Supplied data →
-=-=-=-=-
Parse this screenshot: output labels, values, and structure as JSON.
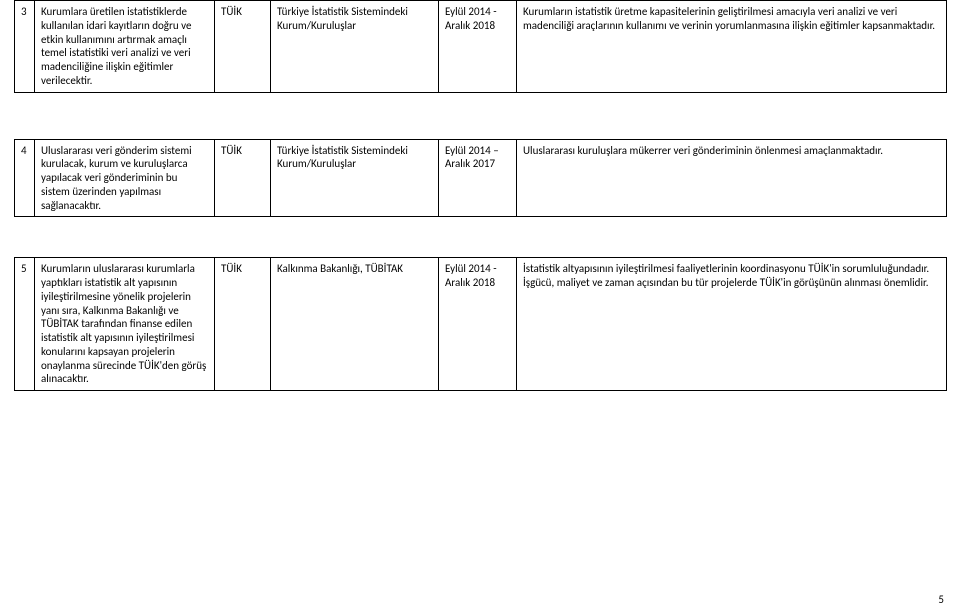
{
  "rows": [
    {
      "idx": "3",
      "desc": "Kurumlara üretilen istatistiklerde kullanılan idari kayıtların doğru ve etkin kullanımını artırmak amaçlı temel istatistiki veri analizi ve veri madenciliğine ilişkin eğitimler verilecektir.",
      "org": "TÜİK",
      "scope": "Türkiye İstatistik Sistemindeki Kurum/Kuruluşlar",
      "date": "Eylül 2014 - Aralık 2018",
      "note": "Kurumların istatistik üretme kapasitelerinin geliştirilmesi amacıyla veri analizi ve veri madenciliği araçlarının kullanımı ve verinin yorumlanmasına ilişkin eğitimler kapsanmaktadır."
    },
    {
      "idx": "4",
      "desc": "Uluslararası veri gönderim sistemi kurulacak, kurum ve kuruluşlarca yapılacak veri gönderiminin bu sistem üzerinden yapılması sağlanacaktır.",
      "org": "TÜİK",
      "scope": "Türkiye İstatistik Sistemindeki Kurum/Kuruluşlar",
      "date": "Eylül 2014 – Aralık 2017",
      "note": "Uluslararası kuruluşlara mükerrer veri gönderiminin önlenmesi amaçlanmaktadır."
    },
    {
      "idx": "5",
      "desc": "Kurumların uluslararası kurumlarla yaptıkları istatistik alt yapısının iyileştirilmesine yönelik projelerin yanı sıra, Kalkınma Bakanlığı ve TÜBİTAK tarafından finanse edilen istatistik alt yapısının iyileştirilmesi konularını kapsayan projelerin onaylanma sürecinde TÜİK'den görüş alınacaktır.",
      "org": "TÜİK",
      "scope": "Kalkınma Bakanlığı, TÜBİTAK",
      "date": "Eylül 2014 - Aralık 2018",
      "note": "İstatistik altyapısının iyileştirilmesi faaliyetlerinin koordinasyonu TÜİK'in sorumluluğundadır.  İşgücü, maliyet ve zaman açısından bu tür projelerde TÜİK'in görüşünün alınması önemlidir."
    }
  ],
  "page_number": "5"
}
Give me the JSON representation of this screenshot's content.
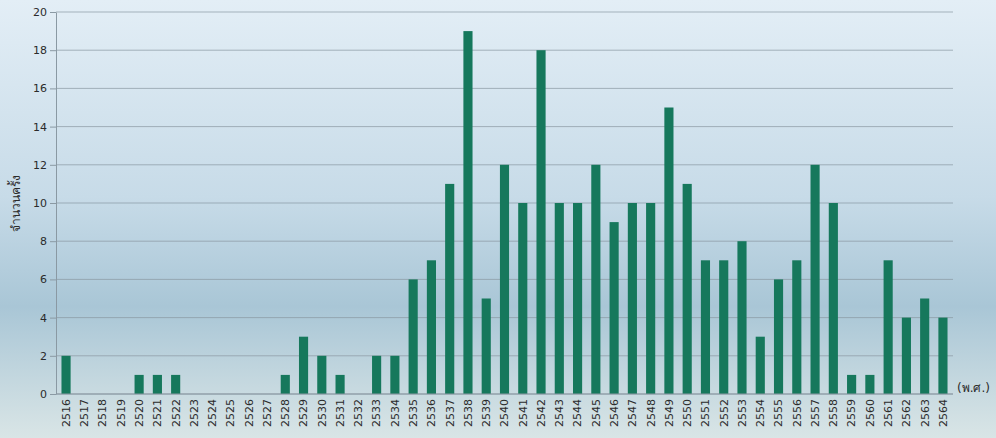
-=-=-=-=-
Task brief →
Reproduce each line exactly as it appears, omitting the pictures.

The reply →
Parse this screenshot: output labels, values, and structure as JSON.
{
  "rows": [
    {
      "idx": "3",
      "desc": "Kurumlara üretilen istatistiklerde kullanılan idari kayıtların doğru ve etkin kullanımını artırmak amaçlı temel istatistiki veri analizi ve veri madenciliğine ilişkin eğitimler verilecektir.",
      "org": "TÜİK",
      "scope": "Türkiye İstatistik Sistemindeki Kurum/Kuruluşlar",
      "date": "Eylül 2014 - Aralık 2018",
      "note": "Kurumların istatistik üretme kapasitelerinin geliştirilmesi amacıyla veri analizi ve veri madenciliği araçlarının kullanımı ve verinin yorumlanmasına ilişkin eğitimler kapsanmaktadır."
    },
    {
      "idx": "4",
      "desc": "Uluslararası veri gönderim sistemi kurulacak, kurum ve kuruluşlarca yapılacak veri gönderiminin bu sistem üzerinden yapılması sağlanacaktır.",
      "org": "TÜİK",
      "scope": "Türkiye İstatistik Sistemindeki Kurum/Kuruluşlar",
      "date": "Eylül 2014 – Aralık 2017",
      "note": "Uluslararası kuruluşlara mükerrer veri gönderiminin önlenmesi amaçlanmaktadır."
    },
    {
      "idx": "5",
      "desc": "Kurumların uluslararası kurumlarla yaptıkları istatistik alt yapısının iyileştirilmesine yönelik projelerin yanı sıra, Kalkınma Bakanlığı ve TÜBİTAK tarafından finanse edilen istatistik alt yapısının iyileştirilmesi konularını kapsayan projelerin onaylanma sürecinde TÜİK'den görüş alınacaktır.",
      "org": "TÜİK",
      "scope": "Kalkınma Bakanlığı, TÜBİTAK",
      "date": "Eylül 2014 - Aralık 2018",
      "note": "İstatistik altyapısının iyileştirilmesi faaliyetlerinin koordinasyonu TÜİK'in sorumluluğundadır.  İşgücü, maliyet ve zaman açısından bu tür projelerde TÜİK'in görüşünün alınması önemlidir."
    }
  ],
  "page_number": "5"
}
Give me the JSON representation of this screenshot's content.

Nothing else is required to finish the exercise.